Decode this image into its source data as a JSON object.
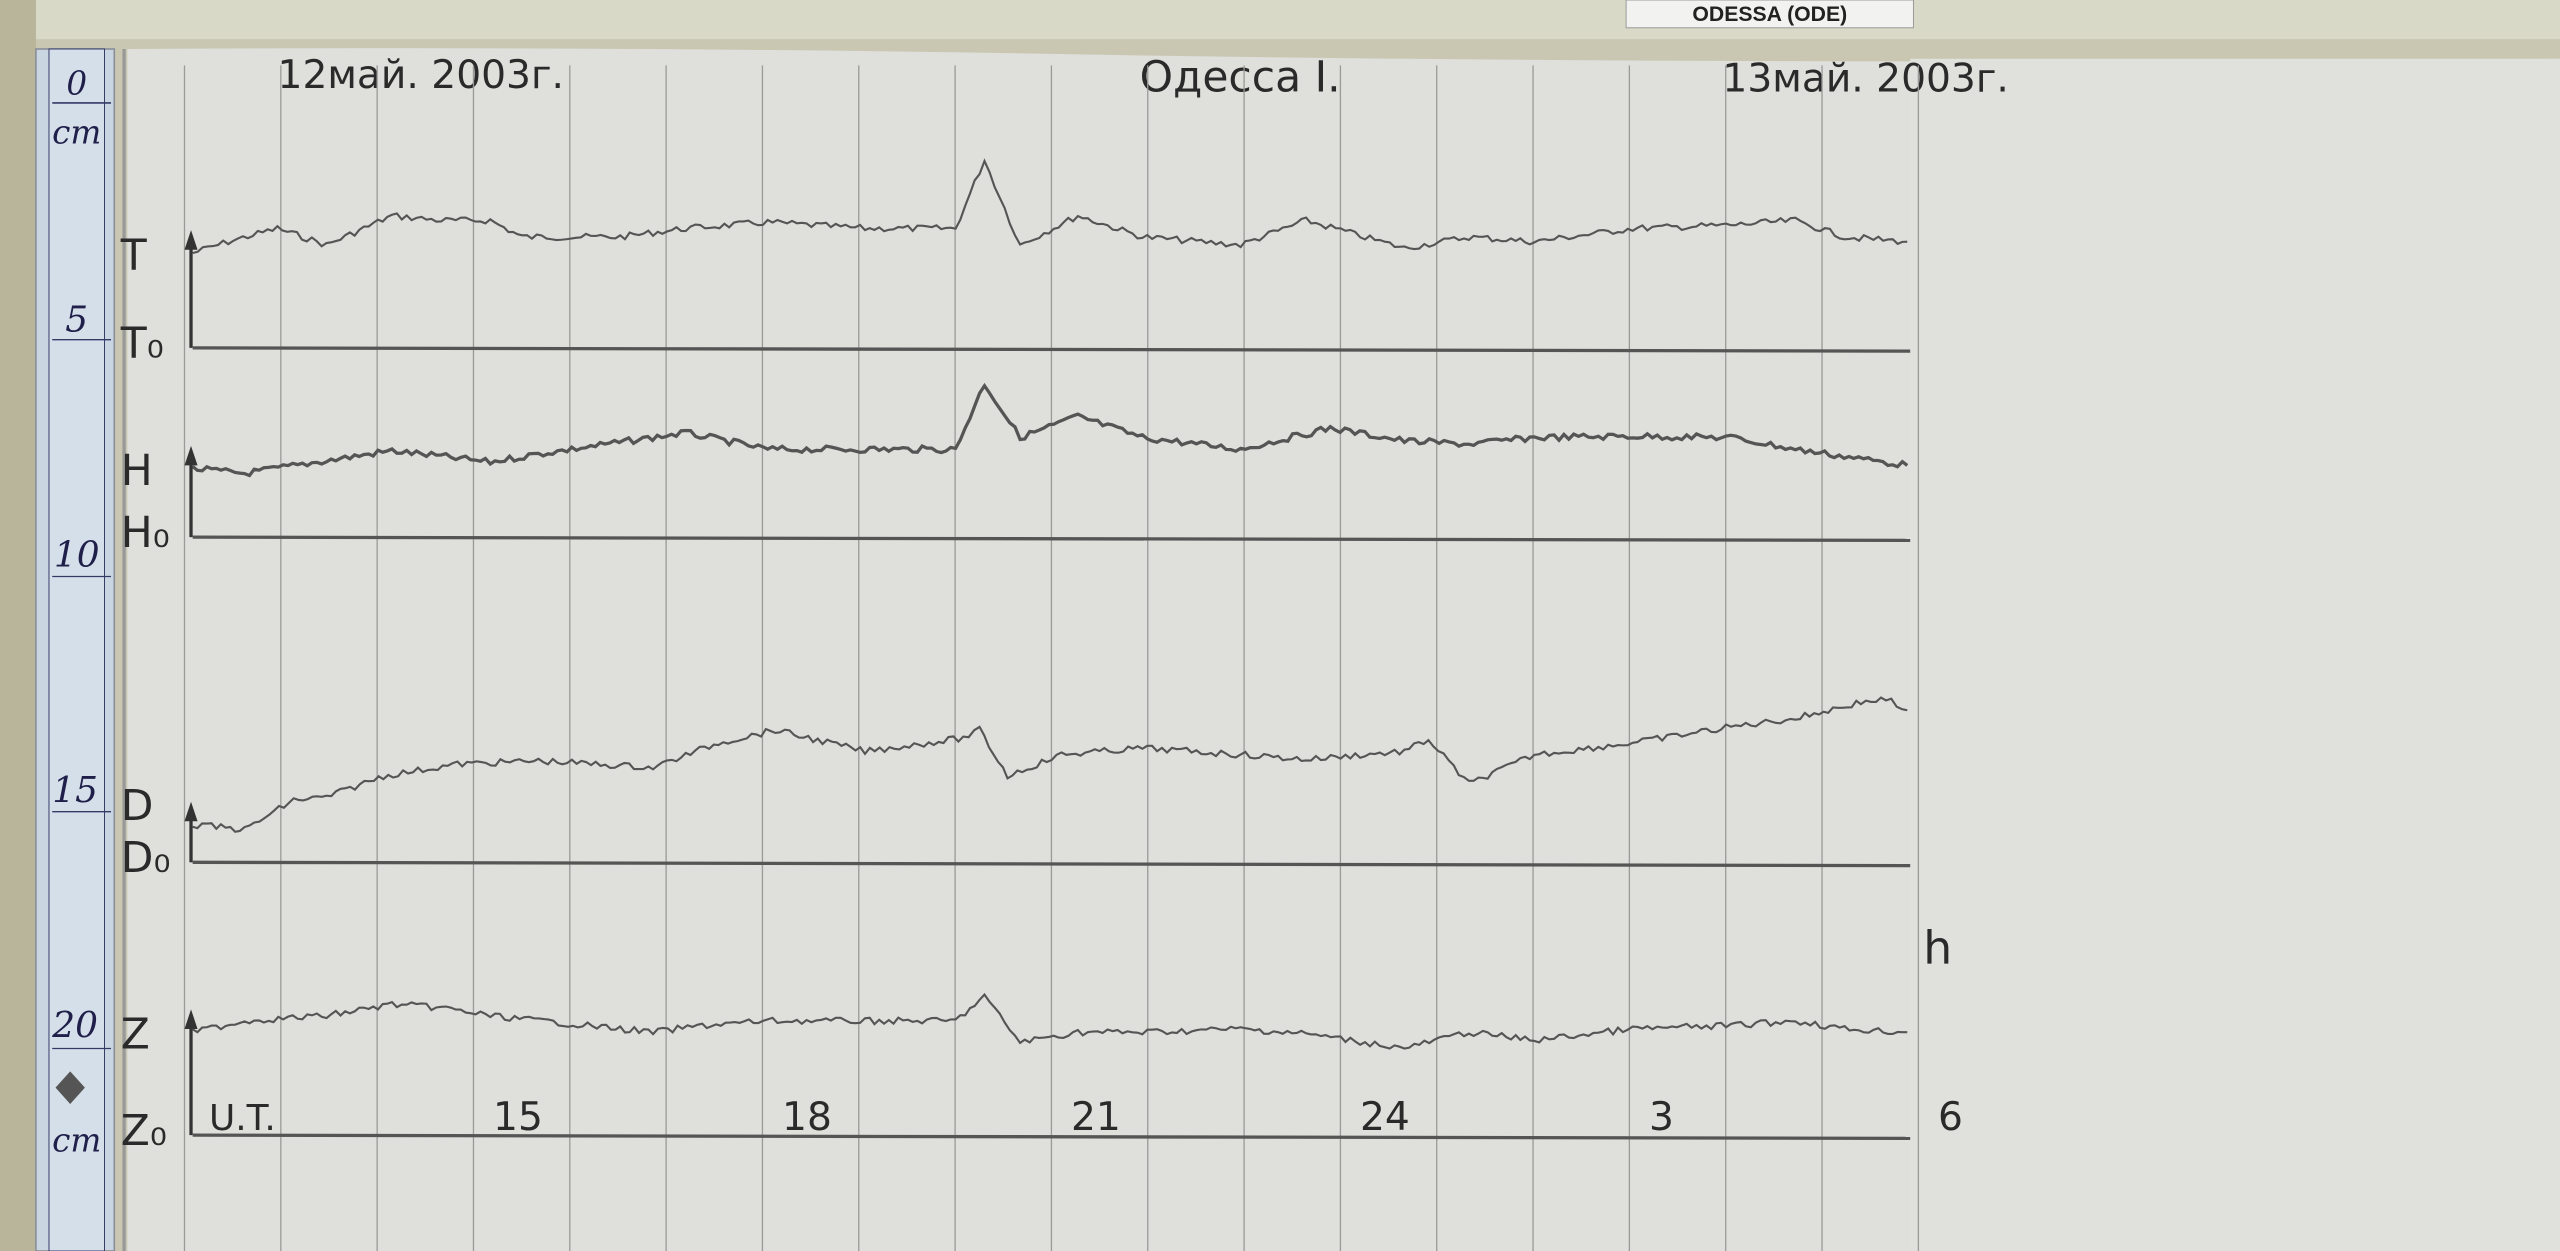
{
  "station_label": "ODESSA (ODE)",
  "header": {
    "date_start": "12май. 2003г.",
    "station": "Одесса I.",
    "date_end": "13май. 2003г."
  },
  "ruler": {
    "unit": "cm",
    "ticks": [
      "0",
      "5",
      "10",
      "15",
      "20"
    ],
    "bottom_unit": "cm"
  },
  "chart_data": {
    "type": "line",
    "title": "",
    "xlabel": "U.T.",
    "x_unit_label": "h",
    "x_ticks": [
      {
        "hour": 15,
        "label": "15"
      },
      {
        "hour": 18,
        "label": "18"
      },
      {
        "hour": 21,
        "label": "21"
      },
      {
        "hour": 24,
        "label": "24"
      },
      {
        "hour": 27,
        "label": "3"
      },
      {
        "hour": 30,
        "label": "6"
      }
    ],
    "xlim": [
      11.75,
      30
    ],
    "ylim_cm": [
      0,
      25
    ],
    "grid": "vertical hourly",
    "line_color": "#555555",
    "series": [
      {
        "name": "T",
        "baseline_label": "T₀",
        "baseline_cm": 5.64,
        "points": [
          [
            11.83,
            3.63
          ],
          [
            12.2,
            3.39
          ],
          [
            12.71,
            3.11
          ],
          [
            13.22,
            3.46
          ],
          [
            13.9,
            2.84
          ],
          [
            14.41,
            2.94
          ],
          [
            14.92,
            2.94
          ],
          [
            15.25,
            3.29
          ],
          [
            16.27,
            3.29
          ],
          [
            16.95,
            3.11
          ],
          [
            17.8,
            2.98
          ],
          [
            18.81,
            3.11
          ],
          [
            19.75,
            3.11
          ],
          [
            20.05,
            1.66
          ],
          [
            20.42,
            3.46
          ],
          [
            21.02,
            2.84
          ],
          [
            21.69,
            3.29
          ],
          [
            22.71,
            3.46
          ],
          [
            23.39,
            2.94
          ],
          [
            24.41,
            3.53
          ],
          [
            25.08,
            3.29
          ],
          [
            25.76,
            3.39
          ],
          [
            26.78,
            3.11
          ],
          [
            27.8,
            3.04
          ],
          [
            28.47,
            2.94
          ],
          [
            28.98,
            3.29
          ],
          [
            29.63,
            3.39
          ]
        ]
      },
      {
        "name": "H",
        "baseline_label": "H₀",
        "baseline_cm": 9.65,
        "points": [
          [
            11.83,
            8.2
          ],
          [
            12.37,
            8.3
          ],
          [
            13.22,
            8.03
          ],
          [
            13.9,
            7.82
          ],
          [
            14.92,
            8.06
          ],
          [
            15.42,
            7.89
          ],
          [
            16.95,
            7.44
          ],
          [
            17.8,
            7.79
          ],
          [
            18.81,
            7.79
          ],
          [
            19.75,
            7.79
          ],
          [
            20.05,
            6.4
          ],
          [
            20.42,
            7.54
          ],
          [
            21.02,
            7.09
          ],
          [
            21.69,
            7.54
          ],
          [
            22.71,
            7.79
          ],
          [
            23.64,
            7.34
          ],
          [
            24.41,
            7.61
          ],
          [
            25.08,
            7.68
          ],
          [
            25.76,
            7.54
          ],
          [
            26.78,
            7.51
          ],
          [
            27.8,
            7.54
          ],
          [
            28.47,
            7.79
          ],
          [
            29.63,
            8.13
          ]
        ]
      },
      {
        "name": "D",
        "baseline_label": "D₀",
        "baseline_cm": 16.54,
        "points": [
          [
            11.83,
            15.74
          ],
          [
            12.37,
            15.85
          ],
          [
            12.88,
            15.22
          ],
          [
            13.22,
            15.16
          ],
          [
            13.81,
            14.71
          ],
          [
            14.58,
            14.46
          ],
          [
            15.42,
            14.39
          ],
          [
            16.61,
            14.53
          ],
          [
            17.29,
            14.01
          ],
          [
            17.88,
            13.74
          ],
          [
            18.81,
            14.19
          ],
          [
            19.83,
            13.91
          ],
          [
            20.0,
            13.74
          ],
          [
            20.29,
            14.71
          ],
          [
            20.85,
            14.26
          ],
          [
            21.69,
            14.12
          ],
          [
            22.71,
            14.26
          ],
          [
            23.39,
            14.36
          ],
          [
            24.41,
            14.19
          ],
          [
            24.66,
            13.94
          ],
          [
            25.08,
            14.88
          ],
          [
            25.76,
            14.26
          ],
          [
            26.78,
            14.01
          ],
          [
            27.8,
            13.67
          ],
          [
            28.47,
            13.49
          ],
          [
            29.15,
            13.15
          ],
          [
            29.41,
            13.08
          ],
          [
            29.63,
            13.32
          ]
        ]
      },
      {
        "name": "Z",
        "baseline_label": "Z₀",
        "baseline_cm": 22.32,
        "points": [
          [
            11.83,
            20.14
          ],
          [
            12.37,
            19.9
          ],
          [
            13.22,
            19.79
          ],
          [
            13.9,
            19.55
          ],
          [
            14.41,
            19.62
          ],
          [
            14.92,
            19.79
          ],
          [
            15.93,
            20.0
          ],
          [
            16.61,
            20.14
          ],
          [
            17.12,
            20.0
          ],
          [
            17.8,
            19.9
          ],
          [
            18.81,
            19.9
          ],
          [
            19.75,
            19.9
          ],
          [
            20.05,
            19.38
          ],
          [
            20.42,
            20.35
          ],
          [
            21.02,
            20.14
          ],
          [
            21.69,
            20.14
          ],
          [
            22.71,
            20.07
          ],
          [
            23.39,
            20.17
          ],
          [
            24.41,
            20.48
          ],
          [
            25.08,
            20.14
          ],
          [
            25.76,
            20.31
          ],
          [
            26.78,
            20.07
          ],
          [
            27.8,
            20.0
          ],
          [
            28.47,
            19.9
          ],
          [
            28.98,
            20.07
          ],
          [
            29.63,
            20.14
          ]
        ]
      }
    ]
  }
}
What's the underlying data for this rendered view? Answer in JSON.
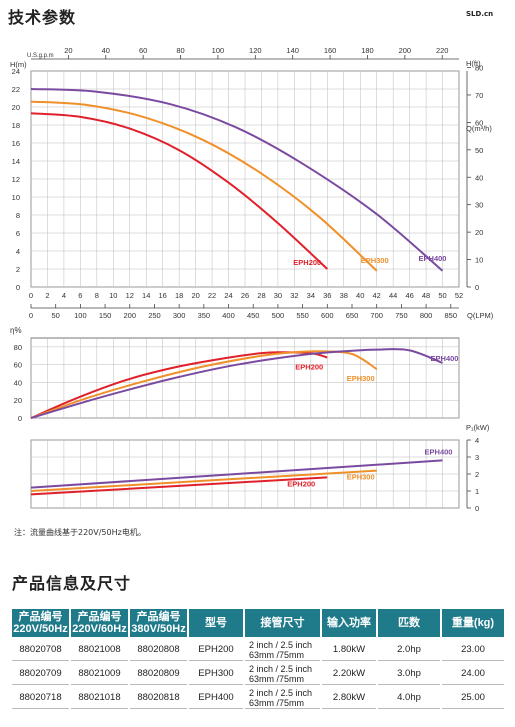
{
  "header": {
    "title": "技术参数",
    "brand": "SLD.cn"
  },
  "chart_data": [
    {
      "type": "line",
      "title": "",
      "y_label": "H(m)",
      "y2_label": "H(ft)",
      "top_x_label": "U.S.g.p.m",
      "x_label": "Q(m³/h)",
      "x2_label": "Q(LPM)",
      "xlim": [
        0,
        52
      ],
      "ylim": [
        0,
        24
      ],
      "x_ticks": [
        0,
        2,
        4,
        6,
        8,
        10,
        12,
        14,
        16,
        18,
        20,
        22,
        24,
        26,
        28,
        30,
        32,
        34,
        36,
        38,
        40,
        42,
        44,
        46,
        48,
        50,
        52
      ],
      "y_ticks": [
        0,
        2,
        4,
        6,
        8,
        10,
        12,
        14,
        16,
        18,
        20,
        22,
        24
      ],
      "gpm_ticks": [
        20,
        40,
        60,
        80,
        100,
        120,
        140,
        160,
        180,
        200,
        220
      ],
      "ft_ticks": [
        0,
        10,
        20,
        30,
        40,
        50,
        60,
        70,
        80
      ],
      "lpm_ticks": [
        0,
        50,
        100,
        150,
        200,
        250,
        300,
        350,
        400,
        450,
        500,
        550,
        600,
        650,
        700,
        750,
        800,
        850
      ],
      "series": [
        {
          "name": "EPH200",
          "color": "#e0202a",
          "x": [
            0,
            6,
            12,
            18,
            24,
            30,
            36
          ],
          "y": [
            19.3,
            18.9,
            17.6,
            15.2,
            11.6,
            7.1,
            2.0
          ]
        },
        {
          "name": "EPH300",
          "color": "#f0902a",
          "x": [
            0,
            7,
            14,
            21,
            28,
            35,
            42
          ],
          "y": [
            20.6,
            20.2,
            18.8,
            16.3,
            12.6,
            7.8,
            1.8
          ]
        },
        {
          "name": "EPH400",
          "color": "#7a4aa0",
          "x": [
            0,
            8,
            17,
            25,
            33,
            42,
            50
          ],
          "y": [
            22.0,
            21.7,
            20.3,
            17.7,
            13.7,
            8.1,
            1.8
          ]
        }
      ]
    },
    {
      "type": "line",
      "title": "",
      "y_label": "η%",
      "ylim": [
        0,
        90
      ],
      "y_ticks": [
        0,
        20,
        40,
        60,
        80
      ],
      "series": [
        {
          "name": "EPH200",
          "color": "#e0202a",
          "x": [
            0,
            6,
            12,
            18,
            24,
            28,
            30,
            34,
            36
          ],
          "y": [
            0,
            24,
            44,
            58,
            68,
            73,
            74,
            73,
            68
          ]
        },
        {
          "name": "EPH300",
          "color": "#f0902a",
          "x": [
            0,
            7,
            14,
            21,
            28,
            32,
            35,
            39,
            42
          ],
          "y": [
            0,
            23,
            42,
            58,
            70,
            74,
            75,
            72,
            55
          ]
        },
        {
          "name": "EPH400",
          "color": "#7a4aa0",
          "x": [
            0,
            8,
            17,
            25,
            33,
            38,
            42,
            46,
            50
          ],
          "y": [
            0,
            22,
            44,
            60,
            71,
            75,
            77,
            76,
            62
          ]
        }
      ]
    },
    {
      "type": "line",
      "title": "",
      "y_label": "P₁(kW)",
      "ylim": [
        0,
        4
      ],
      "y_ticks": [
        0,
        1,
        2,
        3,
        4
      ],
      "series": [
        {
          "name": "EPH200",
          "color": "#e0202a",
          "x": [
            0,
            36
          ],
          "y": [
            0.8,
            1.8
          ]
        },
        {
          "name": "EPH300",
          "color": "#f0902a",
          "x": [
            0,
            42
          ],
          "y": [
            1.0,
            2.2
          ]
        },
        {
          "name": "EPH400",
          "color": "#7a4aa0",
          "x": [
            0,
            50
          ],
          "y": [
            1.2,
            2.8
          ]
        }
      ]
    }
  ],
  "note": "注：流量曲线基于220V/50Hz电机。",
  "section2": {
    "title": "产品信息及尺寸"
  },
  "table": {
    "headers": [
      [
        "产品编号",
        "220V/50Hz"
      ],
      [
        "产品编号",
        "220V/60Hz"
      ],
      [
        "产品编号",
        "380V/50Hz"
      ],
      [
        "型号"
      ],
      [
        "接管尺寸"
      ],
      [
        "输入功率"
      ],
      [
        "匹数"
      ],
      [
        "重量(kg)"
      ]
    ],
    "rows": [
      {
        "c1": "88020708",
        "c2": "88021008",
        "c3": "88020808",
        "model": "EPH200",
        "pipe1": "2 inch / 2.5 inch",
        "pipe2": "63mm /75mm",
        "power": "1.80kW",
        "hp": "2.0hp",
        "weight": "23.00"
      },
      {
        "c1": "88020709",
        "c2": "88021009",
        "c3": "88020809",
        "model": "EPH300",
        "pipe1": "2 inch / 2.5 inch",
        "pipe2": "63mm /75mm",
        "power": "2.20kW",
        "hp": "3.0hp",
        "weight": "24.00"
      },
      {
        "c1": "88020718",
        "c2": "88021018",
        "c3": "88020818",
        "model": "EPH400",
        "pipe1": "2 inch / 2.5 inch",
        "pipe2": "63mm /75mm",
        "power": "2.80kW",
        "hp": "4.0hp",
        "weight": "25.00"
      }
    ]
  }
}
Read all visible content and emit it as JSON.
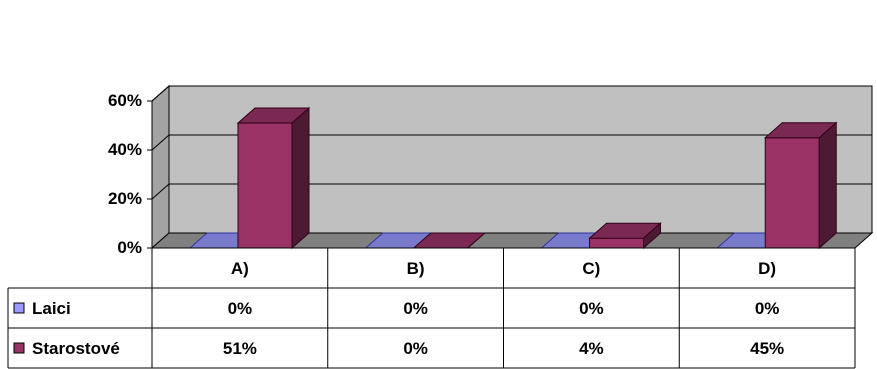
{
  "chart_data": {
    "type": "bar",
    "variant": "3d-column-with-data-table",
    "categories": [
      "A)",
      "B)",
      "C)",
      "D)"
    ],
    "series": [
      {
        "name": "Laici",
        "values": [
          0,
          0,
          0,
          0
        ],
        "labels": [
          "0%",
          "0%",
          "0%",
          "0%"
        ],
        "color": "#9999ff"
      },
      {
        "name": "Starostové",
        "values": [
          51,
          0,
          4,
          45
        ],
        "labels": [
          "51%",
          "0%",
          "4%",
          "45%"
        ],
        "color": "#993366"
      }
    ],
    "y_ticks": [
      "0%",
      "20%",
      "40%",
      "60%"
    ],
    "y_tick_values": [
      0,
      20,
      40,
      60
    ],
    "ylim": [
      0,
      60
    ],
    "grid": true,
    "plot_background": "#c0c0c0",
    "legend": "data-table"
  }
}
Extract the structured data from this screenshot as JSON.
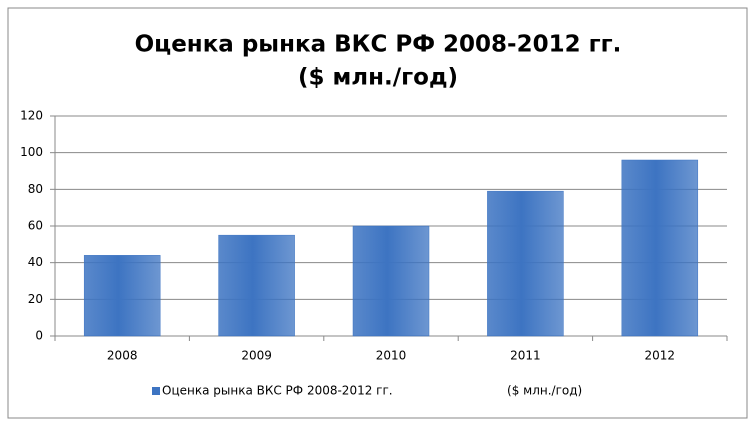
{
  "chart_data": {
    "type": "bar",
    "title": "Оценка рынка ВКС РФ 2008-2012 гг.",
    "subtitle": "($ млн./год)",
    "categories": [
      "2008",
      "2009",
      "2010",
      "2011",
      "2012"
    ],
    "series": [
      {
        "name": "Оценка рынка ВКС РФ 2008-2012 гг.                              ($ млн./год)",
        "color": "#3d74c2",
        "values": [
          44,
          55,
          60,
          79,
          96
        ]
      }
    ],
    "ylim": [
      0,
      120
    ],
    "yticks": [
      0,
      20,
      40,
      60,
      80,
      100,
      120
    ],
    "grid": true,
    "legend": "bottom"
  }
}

^^^^^^^^^^^^^^^^

Exercise aim: Quote exactly, and nothing besides, the lines from the one with "Extract the structured" through the end of the records above; include both ends and omit the pictures.

Solution:
Extract the structured data from this screenshot as JSON.
{
  "chart_data": {
    "type": "bar",
    "title": "Оценка рынка ВКС РФ 2008-2012 гг.",
    "subtitle": "($ млн./год)",
    "categories": [
      "2008",
      "2009",
      "2010",
      "2011",
      "2012"
    ],
    "series": [
      {
        "name": "Оценка рынка ВКС РФ 2008-2012 гг.                              ($ млн./год)",
        "color": "#3d74c2",
        "values": [
          44,
          55,
          60,
          79,
          96
        ]
      }
    ],
    "ylim": [
      0,
      120
    ],
    "yticks": [
      0,
      20,
      40,
      60,
      80,
      100,
      120
    ],
    "grid": true,
    "legend": "bottom"
  }
}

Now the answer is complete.